◆ **What is expected**
Leave out the pictures and repeat every record exactly.

(Dataset records)
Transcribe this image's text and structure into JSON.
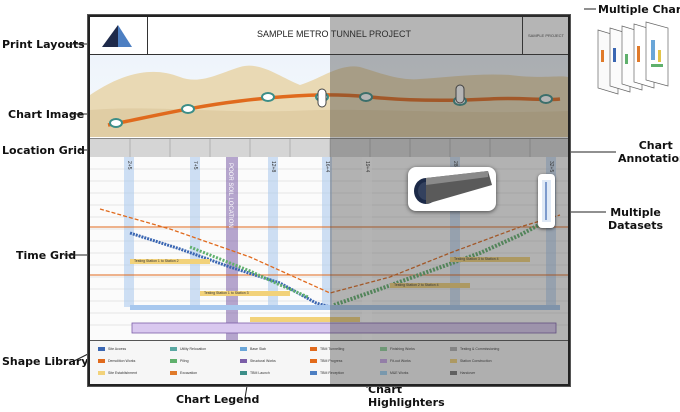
{
  "callouts": {
    "print_layouts": "Print Layouts",
    "chart_image": "Chart Image",
    "location_grid": "Location Grid",
    "time_grid": "Time Grid",
    "shape_library": "Shape Library",
    "chart_legend": "Chart Legend",
    "chart_highlighters": "Chart\nHighlighters",
    "multiple_charts": "Multiple Charts",
    "chart_annotations": "Chart\nAnnotations",
    "multiple_datasets": "Multiple\nDatasets"
  },
  "sheet": {
    "title": "SAMPLE METRO TUNNEL PROJECT",
    "corner_text": "SAMPLE PROJECT SOFTWARE"
  },
  "stations": [
    "2+5",
    "7+5",
    "12+8",
    "16+4",
    "19+4",
    "28+5",
    "32+5"
  ],
  "poor_soil_label": "POOR SOIL LOCATION",
  "testing_labels": [
    "Testing Station 1 to Station 2",
    "Testing Station 1 to Station 3",
    "Testing Station 2 to Station 4",
    "Testing Station 3 to Station 4"
  ],
  "legend_items": [
    "Site Access",
    "Demolition Works",
    "Site Establishment",
    "Utility Relocation",
    "Piling",
    "Excavation",
    "Base Slab",
    "Structural Works",
    "TBM Launch",
    "TBM Tunnelling",
    "TBM Progress",
    "TBM Reception",
    "Finishing Works",
    "Fit-out Works",
    "M&E Works",
    "Testing & Commissioning",
    "Station Construction",
    "Handover"
  ],
  "colors": {
    "accent": "#e36b1a",
    "track": "#e06a1d",
    "sand": "#e9d9b4",
    "teal_node": "#5aa8a2",
    "purple_band": "#7b5ea8",
    "green_series": "#5fb06c",
    "blue_series": "#3a66b2",
    "highlight_band": "#a8c8ee"
  },
  "icons": [
    "logo-icon",
    "drill-head-icon",
    "chart-stack-icon"
  ]
}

◆ **Response to the exercise**
Transcribe this image's text and structure into JSON.
{
  "callouts": {
    "print_layouts": "Print Layouts",
    "chart_image": "Chart Image",
    "location_grid": "Location Grid",
    "time_grid": "Time Grid",
    "shape_library": "Shape Library",
    "chart_legend": "Chart Legend",
    "chart_highlighters": "Chart\nHighlighters",
    "multiple_charts": "Multiple Charts",
    "chart_annotations": "Chart\nAnnotations",
    "multiple_datasets": "Multiple\nDatasets"
  },
  "sheet": {
    "title": "SAMPLE METRO TUNNEL PROJECT",
    "corner_text": "SAMPLE PROJECT SOFTWARE"
  },
  "stations": [
    "2+5",
    "7+5",
    "12+8",
    "16+4",
    "19+4",
    "28+5",
    "32+5"
  ],
  "poor_soil_label": "POOR SOIL LOCATION",
  "testing_labels": [
    "Testing Station 1 to Station 2",
    "Testing Station 1 to Station 3",
    "Testing Station 2 to Station 4",
    "Testing Station 3 to Station 4"
  ],
  "legend_items": [
    "Site Access",
    "Demolition Works",
    "Site Establishment",
    "Utility Relocation",
    "Piling",
    "Excavation",
    "Base Slab",
    "Structural Works",
    "TBM Launch",
    "TBM Tunnelling",
    "TBM Progress",
    "TBM Reception",
    "Finishing Works",
    "Fit-out Works",
    "M&E Works",
    "Testing & Commissioning",
    "Station Construction",
    "Handover"
  ],
  "colors": {
    "accent": "#e36b1a",
    "track": "#e06a1d",
    "sand": "#e9d9b4",
    "teal_node": "#5aa8a2",
    "purple_band": "#7b5ea8",
    "green_series": "#5fb06c",
    "blue_series": "#3a66b2",
    "highlight_band": "#a8c8ee"
  },
  "icons": [
    "logo-icon",
    "drill-head-icon",
    "chart-stack-icon"
  ]
}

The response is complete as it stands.